Locate every line in the material below that has the word "بیمارستان". Copy each of those lines.
-------
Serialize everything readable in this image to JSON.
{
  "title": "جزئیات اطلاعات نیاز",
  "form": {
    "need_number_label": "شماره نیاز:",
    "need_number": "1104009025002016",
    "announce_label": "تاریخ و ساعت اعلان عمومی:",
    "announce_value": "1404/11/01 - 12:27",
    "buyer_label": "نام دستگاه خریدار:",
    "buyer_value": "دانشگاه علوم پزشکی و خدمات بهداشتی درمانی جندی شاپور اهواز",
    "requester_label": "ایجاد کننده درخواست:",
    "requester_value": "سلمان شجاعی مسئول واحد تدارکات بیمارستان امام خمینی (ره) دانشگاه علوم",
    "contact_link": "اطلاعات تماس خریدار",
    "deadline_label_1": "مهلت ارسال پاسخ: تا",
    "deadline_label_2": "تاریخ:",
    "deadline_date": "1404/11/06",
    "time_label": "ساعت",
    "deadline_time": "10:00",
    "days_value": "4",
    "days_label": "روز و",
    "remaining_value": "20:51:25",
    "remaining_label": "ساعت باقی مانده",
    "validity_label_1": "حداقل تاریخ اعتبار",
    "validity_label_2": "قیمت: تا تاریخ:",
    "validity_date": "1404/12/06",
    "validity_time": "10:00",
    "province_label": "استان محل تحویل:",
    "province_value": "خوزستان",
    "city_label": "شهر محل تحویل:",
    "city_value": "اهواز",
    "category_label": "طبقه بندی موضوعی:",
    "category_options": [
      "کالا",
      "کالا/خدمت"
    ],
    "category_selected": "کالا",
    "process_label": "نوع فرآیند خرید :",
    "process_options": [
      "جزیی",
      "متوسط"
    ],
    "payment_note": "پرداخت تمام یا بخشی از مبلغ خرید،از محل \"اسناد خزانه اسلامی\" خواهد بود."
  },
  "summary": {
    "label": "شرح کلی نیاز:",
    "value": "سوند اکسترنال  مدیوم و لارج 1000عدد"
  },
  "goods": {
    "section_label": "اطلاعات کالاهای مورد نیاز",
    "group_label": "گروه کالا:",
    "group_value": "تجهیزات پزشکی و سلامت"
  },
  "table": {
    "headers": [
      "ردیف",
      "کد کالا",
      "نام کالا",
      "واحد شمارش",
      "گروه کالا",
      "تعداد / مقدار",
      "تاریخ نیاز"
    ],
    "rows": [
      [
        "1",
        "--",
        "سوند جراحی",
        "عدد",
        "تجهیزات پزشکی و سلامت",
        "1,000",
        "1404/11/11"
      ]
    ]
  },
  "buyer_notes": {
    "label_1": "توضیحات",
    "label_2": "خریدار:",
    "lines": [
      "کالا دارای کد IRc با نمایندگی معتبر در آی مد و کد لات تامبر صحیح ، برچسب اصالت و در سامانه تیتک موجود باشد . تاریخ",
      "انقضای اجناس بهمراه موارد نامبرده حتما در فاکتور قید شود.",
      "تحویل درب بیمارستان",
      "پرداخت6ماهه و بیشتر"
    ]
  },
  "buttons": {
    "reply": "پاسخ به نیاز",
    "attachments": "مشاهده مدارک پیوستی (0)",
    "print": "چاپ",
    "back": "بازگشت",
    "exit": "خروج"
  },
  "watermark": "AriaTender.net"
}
-------
## The reply
    "requester_value": "سلمان شجاعی مسئول واحد تدارکات بیمارستان امام خمینی (ره) دانشگاه علوم",
      "تحویل درب بیمارستان",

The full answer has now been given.